→ **EXTRACT TO READ**
These representations are subtle but consistent. Adventism does not see God as in control, sovereign over all evil and violence. Rather, they see Him as a slow but eventual “responder”, a God who lets His creatures wreak havoc in the universe until He finally reacts to them and melts the elements.
God, though, is in charge. He has the first and the last word. Violence is not outside His sovereign limits, and His relation of Himself never ceases. What can be known of Him is clearly seen in what has been made, and all men are without excuse (Rom. 1:18–22).
EGWs “Zion”

→ **YOUR TASKS**
A – In the passage on Adventism, what does Adventism see God as, rather than as sovereign over all evil and violence?
B – Rewrite the rows from the start down through the line that contains "List all visible", replacing "y-tick-label" with "y-axis tick" and leaving everything else unchanged.

→ **STORED ROWS**
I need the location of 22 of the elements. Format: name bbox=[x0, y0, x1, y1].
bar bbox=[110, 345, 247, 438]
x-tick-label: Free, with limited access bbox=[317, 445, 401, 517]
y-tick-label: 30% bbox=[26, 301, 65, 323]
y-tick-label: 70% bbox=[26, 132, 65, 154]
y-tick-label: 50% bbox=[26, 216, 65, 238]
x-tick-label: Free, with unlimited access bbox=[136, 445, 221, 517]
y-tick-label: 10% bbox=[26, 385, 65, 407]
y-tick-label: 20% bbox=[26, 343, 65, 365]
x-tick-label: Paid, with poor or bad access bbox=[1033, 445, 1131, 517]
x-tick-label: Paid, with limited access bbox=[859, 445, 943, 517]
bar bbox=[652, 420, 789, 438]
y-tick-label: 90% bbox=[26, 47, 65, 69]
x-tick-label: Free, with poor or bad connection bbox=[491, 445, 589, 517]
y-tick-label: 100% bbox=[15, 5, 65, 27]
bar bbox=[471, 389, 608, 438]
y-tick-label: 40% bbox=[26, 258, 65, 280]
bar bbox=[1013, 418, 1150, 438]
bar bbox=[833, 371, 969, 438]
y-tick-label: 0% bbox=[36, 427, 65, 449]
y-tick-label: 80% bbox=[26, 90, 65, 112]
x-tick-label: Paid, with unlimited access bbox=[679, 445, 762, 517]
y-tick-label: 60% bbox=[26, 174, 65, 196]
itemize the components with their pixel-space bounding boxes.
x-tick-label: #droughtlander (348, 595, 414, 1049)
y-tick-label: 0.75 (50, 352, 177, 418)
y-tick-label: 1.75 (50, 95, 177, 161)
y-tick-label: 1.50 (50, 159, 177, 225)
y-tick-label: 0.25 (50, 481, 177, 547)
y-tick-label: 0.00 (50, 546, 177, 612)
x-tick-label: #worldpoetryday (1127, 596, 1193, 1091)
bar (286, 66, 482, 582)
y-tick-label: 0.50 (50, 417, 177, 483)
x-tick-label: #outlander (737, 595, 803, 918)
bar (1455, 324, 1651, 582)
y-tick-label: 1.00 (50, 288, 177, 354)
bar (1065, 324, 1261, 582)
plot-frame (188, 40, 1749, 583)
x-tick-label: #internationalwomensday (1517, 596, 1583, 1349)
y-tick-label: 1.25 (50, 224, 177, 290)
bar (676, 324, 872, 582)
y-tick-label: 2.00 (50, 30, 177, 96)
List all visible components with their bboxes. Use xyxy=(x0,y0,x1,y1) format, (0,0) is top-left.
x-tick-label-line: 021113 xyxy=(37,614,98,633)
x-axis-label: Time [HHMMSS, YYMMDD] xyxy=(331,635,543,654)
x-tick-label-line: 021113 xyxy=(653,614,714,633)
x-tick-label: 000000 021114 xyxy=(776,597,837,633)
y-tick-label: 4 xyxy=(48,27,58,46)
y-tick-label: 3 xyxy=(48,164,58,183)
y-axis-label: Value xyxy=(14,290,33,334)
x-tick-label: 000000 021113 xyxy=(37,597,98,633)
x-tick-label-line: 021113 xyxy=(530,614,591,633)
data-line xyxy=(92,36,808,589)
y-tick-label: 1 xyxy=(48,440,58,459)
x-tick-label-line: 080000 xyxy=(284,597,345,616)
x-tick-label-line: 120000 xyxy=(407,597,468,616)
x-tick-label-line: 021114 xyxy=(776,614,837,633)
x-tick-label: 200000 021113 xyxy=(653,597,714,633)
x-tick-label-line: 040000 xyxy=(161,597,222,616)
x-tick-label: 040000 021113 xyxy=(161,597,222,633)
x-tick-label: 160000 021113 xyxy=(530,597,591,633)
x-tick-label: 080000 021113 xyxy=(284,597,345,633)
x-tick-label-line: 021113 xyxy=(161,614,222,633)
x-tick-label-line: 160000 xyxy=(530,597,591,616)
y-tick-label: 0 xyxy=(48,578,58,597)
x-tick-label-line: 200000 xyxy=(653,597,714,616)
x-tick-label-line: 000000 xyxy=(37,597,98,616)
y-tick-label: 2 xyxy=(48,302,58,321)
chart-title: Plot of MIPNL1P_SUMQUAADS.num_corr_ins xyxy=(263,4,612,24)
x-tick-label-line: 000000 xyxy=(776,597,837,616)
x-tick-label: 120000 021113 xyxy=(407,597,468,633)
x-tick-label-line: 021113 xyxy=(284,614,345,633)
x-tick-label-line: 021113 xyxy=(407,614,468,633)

→ **SOLUTIONS BY TASK**
A – A slow but eventual "responder" who lets His creatures wreak havoc until He finally reacts and melts the elements.

B –
I need the location of 22 of the elements. Format: name bbox=[x0, y0, x1, y1].
bar bbox=[110, 345, 247, 438]
x-tick-label: Free, with limited access bbox=[317, 445, 401, 517]
y-axis tick: 30% bbox=[26, 301, 65, 323]
y-axis tick: 70% bbox=[26, 132, 65, 154]
y-axis tick: 50% bbox=[26, 216, 65, 238]
x-tick-label: Free, with unlimited access bbox=[136, 445, 221, 517]
y-axis tick: 10% bbox=[26, 385, 65, 407]
y-axis tick: 20% bbox=[26, 343, 65, 365]
x-tick-label: Paid, with poor or bad access bbox=[1033, 445, 1131, 517]
x-tick-label: Paid, with limited access bbox=[859, 445, 943, 517]
bar bbox=[652, 420, 789, 438]
y-axis tick: 90% bbox=[26, 47, 65, 69]
x-tick-label: Free, with poor or bad connection bbox=[491, 445, 589, 517]
y-axis tick: 100% bbox=[15, 5, 65, 27]
bar bbox=[471, 389, 608, 438]
y-axis tick: 40% bbox=[26, 258, 65, 280]
bar bbox=[1013, 418, 1150, 438]
bar bbox=[833, 371, 969, 438]
y-axis tick: 0% bbox=[36, 427, 65, 449]
y-axis tick: 80% bbox=[26, 90, 65, 112]
x-tick-label: Paid, with unlimited access bbox=[679, 445, 762, 517]
y-axis tick: 60% bbox=[26, 174, 65, 196]
itemize the components with their pixel-space bounding boxes.
x-tick-label: #droughtlander (348, 595, 414, 1049)
y-axis tick: 0.75 (50, 352, 177, 418)
y-axis tick: 1.75 (50, 95, 177, 161)
y-axis tick: 1.50 (50, 159, 177, 225)
y-axis tick: 0.25 (50, 481, 177, 547)
y-axis tick: 0.00 (50, 546, 177, 612)
x-tick-label: #worldpoetryday (1127, 596, 1193, 1091)
bar (286, 66, 482, 582)
y-axis tick: 0.50 (50, 417, 177, 483)
x-tick-label: #outlander (737, 595, 803, 918)
bar (1455, 324, 1651, 582)
y-axis tick: 1.00 (50, 288, 177, 354)
bar (1065, 324, 1261, 582)
plot-frame (188, 40, 1749, 583)
x-tick-label: #internationalwomensday (1517, 596, 1583, 1349)
y-axis tick: 1.25 (50, 224, 177, 290)
bar (676, 324, 872, 582)
y-axis tick: 2.00 (50, 30, 177, 96)
List all visible components with their bboxes. Use xyxy=(x0,y0,x1,y1) format, (0,0) is top-left.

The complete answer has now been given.